Select every line containing the word "counter" from the material, and copy those lines.

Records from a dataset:
========================================
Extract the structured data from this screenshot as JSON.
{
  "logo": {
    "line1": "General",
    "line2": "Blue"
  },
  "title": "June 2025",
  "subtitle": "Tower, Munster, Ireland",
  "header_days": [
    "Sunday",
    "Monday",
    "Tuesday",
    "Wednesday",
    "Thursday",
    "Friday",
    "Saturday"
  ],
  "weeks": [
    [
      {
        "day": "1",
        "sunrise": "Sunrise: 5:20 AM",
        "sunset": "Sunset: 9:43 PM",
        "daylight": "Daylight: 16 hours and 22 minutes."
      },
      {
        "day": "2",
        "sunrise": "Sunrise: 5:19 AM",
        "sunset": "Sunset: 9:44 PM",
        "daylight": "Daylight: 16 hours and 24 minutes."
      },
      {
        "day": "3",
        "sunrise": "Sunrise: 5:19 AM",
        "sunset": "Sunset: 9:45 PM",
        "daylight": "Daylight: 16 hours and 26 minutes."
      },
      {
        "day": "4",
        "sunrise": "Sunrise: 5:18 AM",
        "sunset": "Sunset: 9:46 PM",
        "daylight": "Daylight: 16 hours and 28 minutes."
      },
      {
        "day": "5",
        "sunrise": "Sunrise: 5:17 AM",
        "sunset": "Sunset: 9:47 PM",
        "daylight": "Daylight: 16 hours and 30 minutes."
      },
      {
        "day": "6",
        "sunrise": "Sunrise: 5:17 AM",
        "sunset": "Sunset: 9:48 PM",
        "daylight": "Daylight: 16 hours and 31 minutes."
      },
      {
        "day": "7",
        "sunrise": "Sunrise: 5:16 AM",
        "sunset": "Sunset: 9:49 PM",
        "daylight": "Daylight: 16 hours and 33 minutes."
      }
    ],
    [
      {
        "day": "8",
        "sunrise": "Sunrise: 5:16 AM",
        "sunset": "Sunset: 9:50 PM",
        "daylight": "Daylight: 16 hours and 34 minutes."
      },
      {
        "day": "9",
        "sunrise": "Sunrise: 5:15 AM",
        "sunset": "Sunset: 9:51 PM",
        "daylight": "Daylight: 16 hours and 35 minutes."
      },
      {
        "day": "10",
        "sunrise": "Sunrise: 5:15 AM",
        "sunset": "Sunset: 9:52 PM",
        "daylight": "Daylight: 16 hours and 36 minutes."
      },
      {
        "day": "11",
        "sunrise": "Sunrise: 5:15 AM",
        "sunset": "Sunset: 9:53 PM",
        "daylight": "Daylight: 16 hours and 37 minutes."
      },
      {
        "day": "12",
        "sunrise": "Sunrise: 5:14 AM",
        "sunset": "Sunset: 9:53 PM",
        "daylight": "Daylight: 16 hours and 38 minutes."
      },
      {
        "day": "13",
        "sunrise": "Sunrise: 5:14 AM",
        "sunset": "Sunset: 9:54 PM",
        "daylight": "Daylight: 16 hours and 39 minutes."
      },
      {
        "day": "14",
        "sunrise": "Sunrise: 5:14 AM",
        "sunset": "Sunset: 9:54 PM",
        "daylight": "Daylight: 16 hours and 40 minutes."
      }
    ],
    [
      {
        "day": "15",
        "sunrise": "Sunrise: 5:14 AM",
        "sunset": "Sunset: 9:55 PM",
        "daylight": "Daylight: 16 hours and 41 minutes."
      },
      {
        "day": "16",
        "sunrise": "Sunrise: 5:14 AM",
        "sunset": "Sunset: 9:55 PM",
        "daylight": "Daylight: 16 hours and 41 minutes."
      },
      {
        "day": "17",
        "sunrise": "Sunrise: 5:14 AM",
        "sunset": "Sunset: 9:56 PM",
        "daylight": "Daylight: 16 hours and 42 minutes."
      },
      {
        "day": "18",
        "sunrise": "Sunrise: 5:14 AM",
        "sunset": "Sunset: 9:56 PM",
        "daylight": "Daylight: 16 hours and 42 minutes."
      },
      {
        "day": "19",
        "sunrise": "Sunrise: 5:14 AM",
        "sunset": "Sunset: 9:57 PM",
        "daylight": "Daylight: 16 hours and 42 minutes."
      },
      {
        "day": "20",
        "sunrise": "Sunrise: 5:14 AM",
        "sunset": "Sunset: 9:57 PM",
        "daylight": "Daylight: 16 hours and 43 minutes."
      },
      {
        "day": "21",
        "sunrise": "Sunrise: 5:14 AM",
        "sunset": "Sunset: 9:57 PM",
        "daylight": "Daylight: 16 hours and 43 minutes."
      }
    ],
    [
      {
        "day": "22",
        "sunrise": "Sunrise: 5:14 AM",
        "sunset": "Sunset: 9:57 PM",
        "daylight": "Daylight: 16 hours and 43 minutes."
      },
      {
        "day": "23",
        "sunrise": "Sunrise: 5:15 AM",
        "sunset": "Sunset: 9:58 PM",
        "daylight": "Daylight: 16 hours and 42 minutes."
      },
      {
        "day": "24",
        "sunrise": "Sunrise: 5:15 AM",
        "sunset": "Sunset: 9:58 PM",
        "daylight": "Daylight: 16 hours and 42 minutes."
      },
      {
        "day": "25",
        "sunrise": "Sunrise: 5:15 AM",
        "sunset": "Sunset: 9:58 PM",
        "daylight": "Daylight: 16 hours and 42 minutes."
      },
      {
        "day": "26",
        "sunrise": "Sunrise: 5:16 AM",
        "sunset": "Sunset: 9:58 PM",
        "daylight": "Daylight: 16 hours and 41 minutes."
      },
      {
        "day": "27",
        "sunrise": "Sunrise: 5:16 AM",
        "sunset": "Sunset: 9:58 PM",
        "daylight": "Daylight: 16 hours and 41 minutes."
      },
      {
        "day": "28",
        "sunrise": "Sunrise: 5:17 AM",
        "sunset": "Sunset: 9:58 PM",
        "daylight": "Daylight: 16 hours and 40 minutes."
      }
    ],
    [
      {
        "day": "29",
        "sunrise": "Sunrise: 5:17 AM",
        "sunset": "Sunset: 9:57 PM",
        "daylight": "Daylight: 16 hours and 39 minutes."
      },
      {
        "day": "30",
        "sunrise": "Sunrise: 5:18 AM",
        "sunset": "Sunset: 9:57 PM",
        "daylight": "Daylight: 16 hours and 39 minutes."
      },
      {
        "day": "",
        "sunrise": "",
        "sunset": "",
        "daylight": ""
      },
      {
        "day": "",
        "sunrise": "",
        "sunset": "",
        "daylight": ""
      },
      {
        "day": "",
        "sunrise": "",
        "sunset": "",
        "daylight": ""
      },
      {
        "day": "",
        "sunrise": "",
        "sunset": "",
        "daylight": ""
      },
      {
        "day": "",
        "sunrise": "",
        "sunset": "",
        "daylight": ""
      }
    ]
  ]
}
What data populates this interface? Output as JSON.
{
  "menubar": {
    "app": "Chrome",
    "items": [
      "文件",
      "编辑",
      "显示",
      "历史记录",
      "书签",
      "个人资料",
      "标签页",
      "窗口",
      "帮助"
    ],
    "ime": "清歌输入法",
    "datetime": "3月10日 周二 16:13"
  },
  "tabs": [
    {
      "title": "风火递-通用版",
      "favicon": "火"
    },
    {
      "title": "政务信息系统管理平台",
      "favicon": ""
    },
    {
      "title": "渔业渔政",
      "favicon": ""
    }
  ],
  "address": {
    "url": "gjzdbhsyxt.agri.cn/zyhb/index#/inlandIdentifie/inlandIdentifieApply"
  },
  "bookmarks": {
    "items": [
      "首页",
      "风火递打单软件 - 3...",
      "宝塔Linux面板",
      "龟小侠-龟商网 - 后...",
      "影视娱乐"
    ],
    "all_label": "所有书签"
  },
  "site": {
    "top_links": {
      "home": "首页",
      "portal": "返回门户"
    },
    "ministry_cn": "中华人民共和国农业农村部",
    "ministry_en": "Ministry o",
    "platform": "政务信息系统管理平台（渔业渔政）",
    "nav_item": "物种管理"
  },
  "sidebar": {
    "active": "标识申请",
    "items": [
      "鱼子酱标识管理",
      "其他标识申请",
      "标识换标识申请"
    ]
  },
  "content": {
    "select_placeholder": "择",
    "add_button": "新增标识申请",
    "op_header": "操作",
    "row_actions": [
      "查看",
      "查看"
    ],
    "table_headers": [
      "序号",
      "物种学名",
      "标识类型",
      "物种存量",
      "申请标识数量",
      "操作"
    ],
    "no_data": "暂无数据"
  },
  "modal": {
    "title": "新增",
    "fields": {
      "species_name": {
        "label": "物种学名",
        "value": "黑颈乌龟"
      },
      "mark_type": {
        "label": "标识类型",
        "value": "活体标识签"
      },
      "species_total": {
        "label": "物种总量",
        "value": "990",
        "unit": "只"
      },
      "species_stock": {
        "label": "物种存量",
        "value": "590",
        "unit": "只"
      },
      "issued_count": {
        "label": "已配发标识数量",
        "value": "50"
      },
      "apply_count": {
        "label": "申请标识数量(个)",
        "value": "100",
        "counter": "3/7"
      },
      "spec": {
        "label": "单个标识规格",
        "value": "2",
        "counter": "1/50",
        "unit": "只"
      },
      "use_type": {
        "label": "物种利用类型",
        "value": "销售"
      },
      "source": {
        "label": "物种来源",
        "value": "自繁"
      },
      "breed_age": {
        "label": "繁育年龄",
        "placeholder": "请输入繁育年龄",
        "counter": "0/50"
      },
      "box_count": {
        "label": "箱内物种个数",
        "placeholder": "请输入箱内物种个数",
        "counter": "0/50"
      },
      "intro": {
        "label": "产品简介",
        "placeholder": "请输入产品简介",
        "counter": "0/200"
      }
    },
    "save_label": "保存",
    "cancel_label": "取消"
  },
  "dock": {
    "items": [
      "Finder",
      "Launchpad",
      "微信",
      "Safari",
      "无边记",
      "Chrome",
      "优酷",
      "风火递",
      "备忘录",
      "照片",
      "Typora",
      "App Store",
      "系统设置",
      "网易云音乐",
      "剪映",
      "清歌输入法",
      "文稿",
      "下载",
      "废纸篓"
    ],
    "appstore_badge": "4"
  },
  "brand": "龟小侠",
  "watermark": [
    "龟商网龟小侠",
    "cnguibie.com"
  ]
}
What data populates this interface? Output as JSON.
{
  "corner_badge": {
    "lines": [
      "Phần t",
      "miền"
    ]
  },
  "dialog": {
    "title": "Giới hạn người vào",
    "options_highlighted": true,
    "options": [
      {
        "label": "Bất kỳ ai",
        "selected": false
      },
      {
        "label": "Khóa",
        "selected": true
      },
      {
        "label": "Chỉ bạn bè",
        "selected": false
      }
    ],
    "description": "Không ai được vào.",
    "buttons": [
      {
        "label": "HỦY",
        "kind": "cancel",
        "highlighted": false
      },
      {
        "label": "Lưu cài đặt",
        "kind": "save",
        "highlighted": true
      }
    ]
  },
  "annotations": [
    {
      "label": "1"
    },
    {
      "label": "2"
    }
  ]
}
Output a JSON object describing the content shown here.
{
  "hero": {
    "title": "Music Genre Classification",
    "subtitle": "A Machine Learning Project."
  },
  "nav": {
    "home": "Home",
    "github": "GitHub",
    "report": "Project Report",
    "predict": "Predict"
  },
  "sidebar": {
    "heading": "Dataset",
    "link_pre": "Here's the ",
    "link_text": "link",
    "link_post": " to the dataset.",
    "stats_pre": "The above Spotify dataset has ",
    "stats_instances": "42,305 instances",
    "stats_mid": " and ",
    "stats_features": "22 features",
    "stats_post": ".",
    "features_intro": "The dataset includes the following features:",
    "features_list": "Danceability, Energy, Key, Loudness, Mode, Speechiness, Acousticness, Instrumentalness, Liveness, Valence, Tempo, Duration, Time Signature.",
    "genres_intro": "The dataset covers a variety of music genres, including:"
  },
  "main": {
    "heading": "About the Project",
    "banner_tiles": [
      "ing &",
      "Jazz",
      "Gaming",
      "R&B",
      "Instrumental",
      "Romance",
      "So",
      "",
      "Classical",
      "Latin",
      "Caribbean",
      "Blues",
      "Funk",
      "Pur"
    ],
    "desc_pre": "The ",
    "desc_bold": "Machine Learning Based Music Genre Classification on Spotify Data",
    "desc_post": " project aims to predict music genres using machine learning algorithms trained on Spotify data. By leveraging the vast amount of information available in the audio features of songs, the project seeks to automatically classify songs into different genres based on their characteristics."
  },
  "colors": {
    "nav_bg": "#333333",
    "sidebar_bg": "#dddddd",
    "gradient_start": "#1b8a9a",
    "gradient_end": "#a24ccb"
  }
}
========================================
▶ CORRECT ANSWER
        "counter": "3/7"
        "counter": "1/50",
        "counter": "0/50"
        "counter": "0/50"
        "counter": "0/200"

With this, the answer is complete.